__DIRECTIONS__. The records underneath are to be repeated exactly, with the pictures left out.

- - -

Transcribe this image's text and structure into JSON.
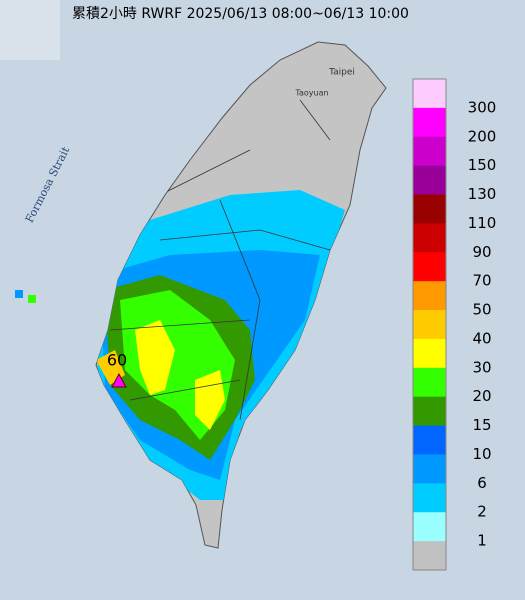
{
  "header": {
    "title": "累積2小時 RWRF 2025/06/13 08:00~06/13 10:00"
  },
  "map": {
    "labels": [
      "Taipei",
      "Taoyuan",
      "Formosa Strait"
    ],
    "station_value": "60"
  },
  "legend": {
    "colors": [
      "#ffccff",
      "#ff00ff",
      "#cc00cc",
      "#990099",
      "#990000",
      "#cc0000",
      "#ff0000",
      "#ff9900",
      "#ffcc00",
      "#ffff00",
      "#33ff00",
      "#339900",
      "#0066ff",
      "#0099ff",
      "#00ccff",
      "#99ffff",
      "#c1c1c1"
    ],
    "labels": [
      300,
      200,
      150,
      130,
      110,
      90,
      70,
      50,
      40,
      30,
      20,
      15,
      10,
      6,
      2,
      1
    ]
  }
}
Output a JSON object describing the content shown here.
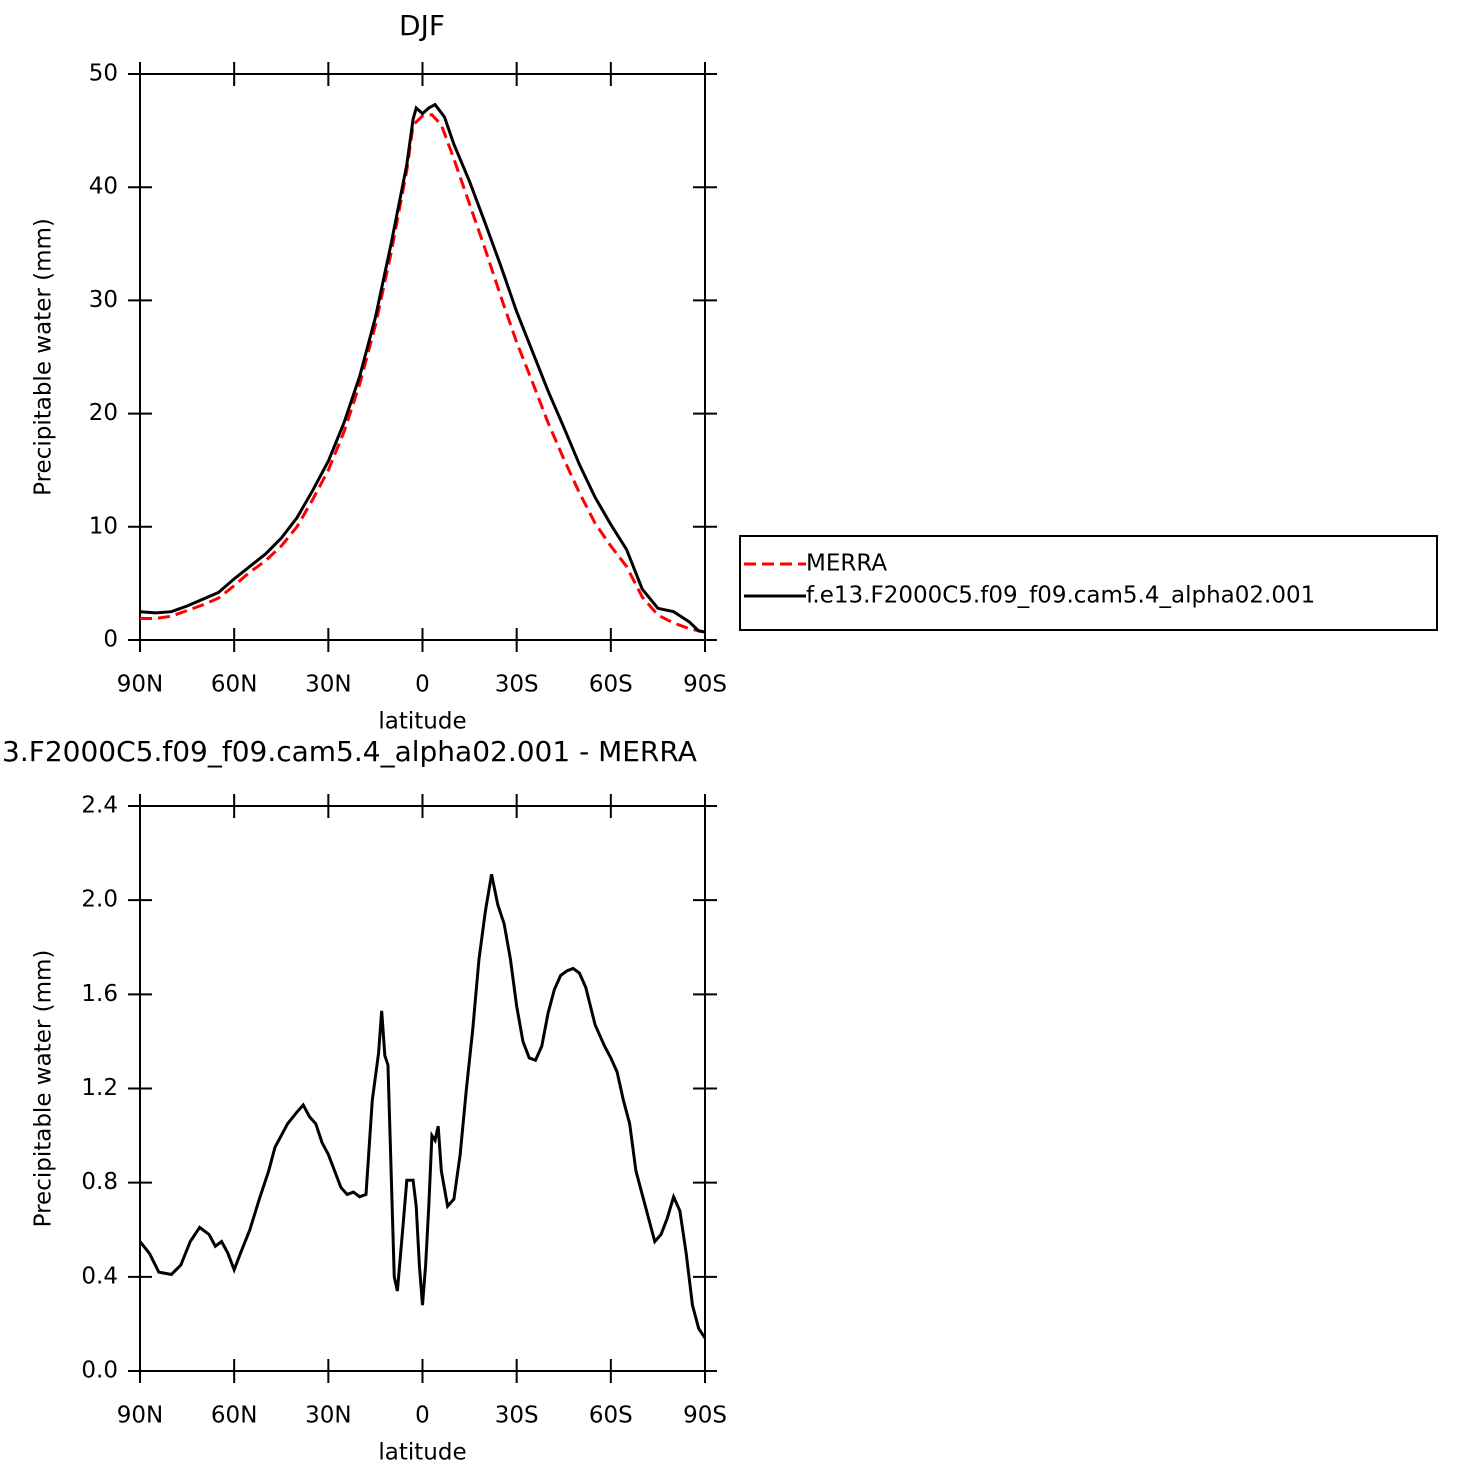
{
  "chart_data": [
    {
      "type": "line",
      "title": "DJF",
      "xlabel": "latitude",
      "ylabel": "Precipitable water (mm)",
      "xlim": [
        90,
        -90
      ],
      "xticks": [
        {
          "value": 90,
          "label": "90N"
        },
        {
          "value": 60,
          "label": "60N"
        },
        {
          "value": 30,
          "label": "30N"
        },
        0,
        {
          "value": -30,
          "label": "30S"
        },
        {
          "value": -60,
          "label": "60S"
        },
        {
          "value": -90,
          "label": "90S"
        }
      ],
      "ylim": [
        0,
        50
      ],
      "yticks": [
        0,
        10,
        20,
        30,
        40,
        50
      ],
      "legend": "right",
      "series": [
        {
          "name": "MERRA",
          "color": "#ff0000",
          "line_style": "dashed",
          "x": [
            90,
            85,
            80,
            75,
            70,
            65,
            60,
            55,
            50,
            45,
            40,
            35,
            30,
            25,
            20,
            15,
            10,
            5,
            3,
            0,
            -3,
            -6,
            -10,
            -15,
            -20,
            -25,
            -30,
            -35,
            -40,
            -45,
            -50,
            -55,
            -60,
            -65,
            -70,
            -75,
            -80,
            -85,
            -90
          ],
          "values": [
            1.9,
            1.9,
            2.1,
            2.6,
            3.1,
            3.7,
            4.8,
            6.0,
            7.0,
            8.3,
            10.0,
            12.4,
            15.0,
            18.4,
            22.6,
            27.8,
            34.2,
            41.5,
            45.5,
            46.3,
            46.4,
            45.5,
            42.5,
            38.5,
            34.5,
            30.3,
            26.3,
            22.8,
            19.2,
            16,
            13,
            10.3,
            8.3,
            6.5,
            3.8,
            2.2,
            1.5,
            1.0,
            0.7
          ]
        },
        {
          "name": "f.e13.F2000C5.f09_f09.cam5.4_alpha02.001",
          "color": "#000000",
          "line_style": "solid",
          "x": [
            90,
            85,
            80,
            75,
            70,
            65,
            60,
            55,
            50,
            45,
            40,
            35,
            30,
            25,
            20,
            15,
            10,
            5,
            3,
            2,
            0,
            -2,
            -4,
            -7,
            -10,
            -15,
            -20,
            -25,
            -30,
            -35,
            -40,
            -45,
            -50,
            -55,
            -60,
            -65,
            -70,
            -75,
            -80,
            -85,
            -88,
            -90
          ],
          "values": [
            2.5,
            2.4,
            2.5,
            3.0,
            3.6,
            4.2,
            5.4,
            6.5,
            7.6,
            9.0,
            10.8,
            13.2,
            15.8,
            19.2,
            23.3,
            28.5,
            35,
            42,
            46,
            47,
            46.5,
            47,
            47.3,
            46.2,
            43.8,
            40.5,
            36.8,
            33,
            29,
            25.5,
            22,
            18.8,
            15.5,
            12.6,
            10.2,
            8,
            4.5,
            2.8,
            2.5,
            1.6,
            0.8,
            0.7
          ]
        }
      ]
    },
    {
      "type": "line",
      "title": "3.F2000C5.f09_f09.cam5.4_alpha02.001 - MERRA",
      "xlabel": "latitude",
      "ylabel": "Precipitable water (mm)",
      "xlim": [
        90,
        -90
      ],
      "xticks": [
        {
          "value": 90,
          "label": "90N"
        },
        {
          "value": 60,
          "label": "60N"
        },
        {
          "value": 30,
          "label": "30N"
        },
        0,
        {
          "value": -30,
          "label": "30S"
        },
        {
          "value": -60,
          "label": "60S"
        },
        {
          "value": -90,
          "label": "90S"
        }
      ],
      "ylim": [
        0,
        2.4
      ],
      "yticks": [
        {
          "value": 0,
          "label": "0.0"
        },
        0.4,
        0.8,
        1.2,
        1.6,
        {
          "value": 2,
          "label": "2.0"
        },
        2.4
      ],
      "series": [
        {
          "color": "#000000",
          "line_style": "solid",
          "x": [
            90,
            87,
            84,
            80,
            77,
            74,
            71,
            68,
            66,
            64,
            62,
            60,
            58,
            55,
            52,
            49,
            47,
            45,
            43,
            40,
            38,
            36,
            34,
            32,
            30,
            28,
            26,
            24,
            22,
            20,
            18,
            17,
            16,
            14,
            13,
            12,
            11,
            10,
            9,
            8,
            6,
            5,
            3,
            2,
            1,
            0,
            -1,
            -2,
            -3,
            -4,
            -5,
            -6,
            -8,
            -10,
            -12,
            -14,
            -16,
            -18,
            -20,
            -22,
            -24,
            -26,
            -28,
            -30,
            -32,
            -34,
            -36,
            -38,
            -40,
            -42,
            -44,
            -46,
            -48,
            -50,
            -52,
            -55,
            -58,
            -60,
            -62,
            -64,
            -66,
            -68,
            -70,
            -72,
            -74,
            -76,
            -78,
            -80,
            -82,
            -84,
            -86,
            -88,
            -90
          ],
          "values": [
            0.55,
            0.5,
            0.42,
            0.41,
            0.45,
            0.55,
            0.61,
            0.58,
            0.53,
            0.55,
            0.5,
            0.43,
            0.5,
            0.6,
            0.73,
            0.85,
            0.95,
            1.0,
            1.05,
            1.1,
            1.13,
            1.08,
            1.05,
            0.97,
            0.92,
            0.85,
            0.78,
            0.75,
            0.76,
            0.74,
            0.75,
            0.95,
            1.15,
            1.35,
            1.53,
            1.34,
            1.3,
            0.85,
            0.4,
            0.34,
            0.65,
            0.81,
            0.81,
            0.7,
            0.45,
            0.28,
            0.45,
            0.7,
            1.0,
            0.98,
            1.04,
            0.85,
            0.7,
            0.73,
            0.92,
            1.2,
            1.45,
            1.75,
            1.95,
            2.11,
            1.98,
            1.9,
            1.75,
            1.55,
            1.4,
            1.33,
            1.32,
            1.38,
            1.52,
            1.62,
            1.68,
            1.7,
            1.71,
            1.69,
            1.63,
            1.47,
            1.38,
            1.33,
            1.27,
            1.15,
            1.05,
            0.85,
            0.75,
            0.65,
            0.55,
            0.58,
            0.65,
            0.74,
            0.68,
            0.5,
            0.28,
            0.18,
            0.14
          ]
        }
      ]
    }
  ]
}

- - -

__SOLUTION TO THE PROBLEM__.
Transcribe this image's text and structure into JSON.
{
  "header": {
    "title": "累積2小時 RWRF 2025/06/13 08:00~06/13 10:00"
  },
  "map": {
    "labels": [
      "Taipei",
      "Taoyuan",
      "Formosa Strait"
    ],
    "station_value": "60"
  },
  "legend": {
    "colors": [
      "#ffccff",
      "#ff00ff",
      "#cc00cc",
      "#990099",
      "#990000",
      "#cc0000",
      "#ff0000",
      "#ff9900",
      "#ffcc00",
      "#ffff00",
      "#33ff00",
      "#339900",
      "#0066ff",
      "#0099ff",
      "#00ccff",
      "#99ffff",
      "#c1c1c1"
    ],
    "labels": [
      300,
      200,
      150,
      130,
      110,
      90,
      70,
      50,
      40,
      30,
      20,
      15,
      10,
      6,
      2,
      1
    ]
  }
}
Output a JSON object describing the content shown here.
{
  "chart_data": [
    {
      "type": "line",
      "title": "DJF",
      "xlabel": "latitude",
      "ylabel": "Precipitable water (mm)",
      "xlim": [
        90,
        -90
      ],
      "xticks": [
        {
          "value": 90,
          "label": "90N"
        },
        {
          "value": 60,
          "label": "60N"
        },
        {
          "value": 30,
          "label": "30N"
        },
        0,
        {
          "value": -30,
          "label": "30S"
        },
        {
          "value": -60,
          "label": "60S"
        },
        {
          "value": -90,
          "label": "90S"
        }
      ],
      "ylim": [
        0,
        50
      ],
      "yticks": [
        0,
        10,
        20,
        30,
        40,
        50
      ],
      "legend": "right",
      "series": [
        {
          "name": "MERRA",
          "color": "#ff0000",
          "line_style": "dashed",
          "x": [
            90,
            85,
            80,
            75,
            70,
            65,
            60,
            55,
            50,
            45,
            40,
            35,
            30,
            25,
            20,
            15,
            10,
            5,
            3,
            0,
            -3,
            -6,
            -10,
            -15,
            -20,
            -25,
            -30,
            -35,
            -40,
            -45,
            -50,
            -55,
            -60,
            -65,
            -70,
            -75,
            -80,
            -85,
            -90
          ],
          "values": [
            1.9,
            1.9,
            2.1,
            2.6,
            3.1,
            3.7,
            4.8,
            6.0,
            7.0,
            8.3,
            10.0,
            12.4,
            15.0,
            18.4,
            22.6,
            27.8,
            34.2,
            41.5,
            45.5,
            46.3,
            46.4,
            45.5,
            42.5,
            38.5,
            34.5,
            30.3,
            26.3,
            22.8,
            19.2,
            16,
            13,
            10.3,
            8.3,
            6.5,
            3.8,
            2.2,
            1.5,
            1.0,
            0.7
          ]
        },
        {
          "name": "f.e13.F2000C5.f09_f09.cam5.4_alpha02.001",
          "color": "#000000",
          "line_style": "solid",
          "x": [
            90,
            85,
            80,
            75,
            70,
            65,
            60,
            55,
            50,
            45,
            40,
            35,
            30,
            25,
            20,
            15,
            10,
            5,
            3,
            2,
            0,
            -2,
            -4,
            -7,
            -10,
            -15,
            -20,
            -25,
            -30,
            -35,
            -40,
            -45,
            -50,
            -55,
            -60,
            -65,
            -70,
            -75,
            -80,
            -85,
            -88,
            -90
          ],
          "values": [
            2.5,
            2.4,
            2.5,
            3.0,
            3.6,
            4.2,
            5.4,
            6.5,
            7.6,
            9.0,
            10.8,
            13.2,
            15.8,
            19.2,
            23.3,
            28.5,
            35,
            42,
            46,
            47,
            46.5,
            47,
            47.3,
            46.2,
            43.8,
            40.5,
            36.8,
            33,
            29,
            25.5,
            22,
            18.8,
            15.5,
            12.6,
            10.2,
            8,
            4.5,
            2.8,
            2.5,
            1.6,
            0.8,
            0.7
          ]
        }
      ]
    },
    {
      "type": "line",
      "title": "3.F2000C5.f09_f09.cam5.4_alpha02.001 - MERRA",
      "xlabel": "latitude",
      "ylabel": "Precipitable water (mm)",
      "xlim": [
        90,
        -90
      ],
      "xticks": [
        {
          "value": 90,
          "label": "90N"
        },
        {
          "value": 60,
          "label": "60N"
        },
        {
          "value": 30,
          "label": "30N"
        },
        0,
        {
          "value": -30,
          "label": "30S"
        },
        {
          "value": -60,
          "label": "60S"
        },
        {
          "value": -90,
          "label": "90S"
        }
      ],
      "ylim": [
        0,
        2.4
      ],
      "yticks": [
        {
          "value": 0,
          "label": "0.0"
        },
        0.4,
        0.8,
        1.2,
        1.6,
        {
          "value": 2,
          "label": "2.0"
        },
        2.4
      ],
      "series": [
        {
          "color": "#000000",
          "line_style": "solid",
          "x": [
            90,
            87,
            84,
            80,
            77,
            74,
            71,
            68,
            66,
            64,
            62,
            60,
            58,
            55,
            52,
            49,
            47,
            45,
            43,
            40,
            38,
            36,
            34,
            32,
            30,
            28,
            26,
            24,
            22,
            20,
            18,
            17,
            16,
            14,
            13,
            12,
            11,
            10,
            9,
            8,
            6,
            5,
            3,
            2,
            1,
            0,
            -1,
            -2,
            -3,
            -4,
            -5,
            -6,
            -8,
            -10,
            -12,
            -14,
            -16,
            -18,
            -20,
            -22,
            -24,
            -26,
            -28,
            -30,
            -32,
            -34,
            -36,
            -38,
            -40,
            -42,
            -44,
            -46,
            -48,
            -50,
            -52,
            -55,
            -58,
            -60,
            -62,
            -64,
            -66,
            -68,
            -70,
            -72,
            -74,
            -76,
            -78,
            -80,
            -82,
            -84,
            -86,
            -88,
            -90
          ],
          "values": [
            0.55,
            0.5,
            0.42,
            0.41,
            0.45,
            0.55,
            0.61,
            0.58,
            0.53,
            0.55,
            0.5,
            0.43,
            0.5,
            0.6,
            0.73,
            0.85,
            0.95,
            1.0,
            1.05,
            1.1,
            1.13,
            1.08,
            1.05,
            0.97,
            0.92,
            0.85,
            0.78,
            0.75,
            0.76,
            0.74,
            0.75,
            0.95,
            1.15,
            1.35,
            1.53,
            1.34,
            1.3,
            0.85,
            0.4,
            0.34,
            0.65,
            0.81,
            0.81,
            0.7,
            0.45,
            0.28,
            0.45,
            0.7,
            1.0,
            0.98,
            1.04,
            0.85,
            0.7,
            0.73,
            0.92,
            1.2,
            1.45,
            1.75,
            1.95,
            2.11,
            1.98,
            1.9,
            1.75,
            1.55,
            1.4,
            1.33,
            1.32,
            1.38,
            1.52,
            1.62,
            1.68,
            1.7,
            1.71,
            1.69,
            1.63,
            1.47,
            1.38,
            1.33,
            1.27,
            1.15,
            1.05,
            0.85,
            0.75,
            0.65,
            0.55,
            0.58,
            0.65,
            0.74,
            0.68,
            0.5,
            0.28,
            0.18,
            0.14
          ]
        }
      ]
    }
  ]
}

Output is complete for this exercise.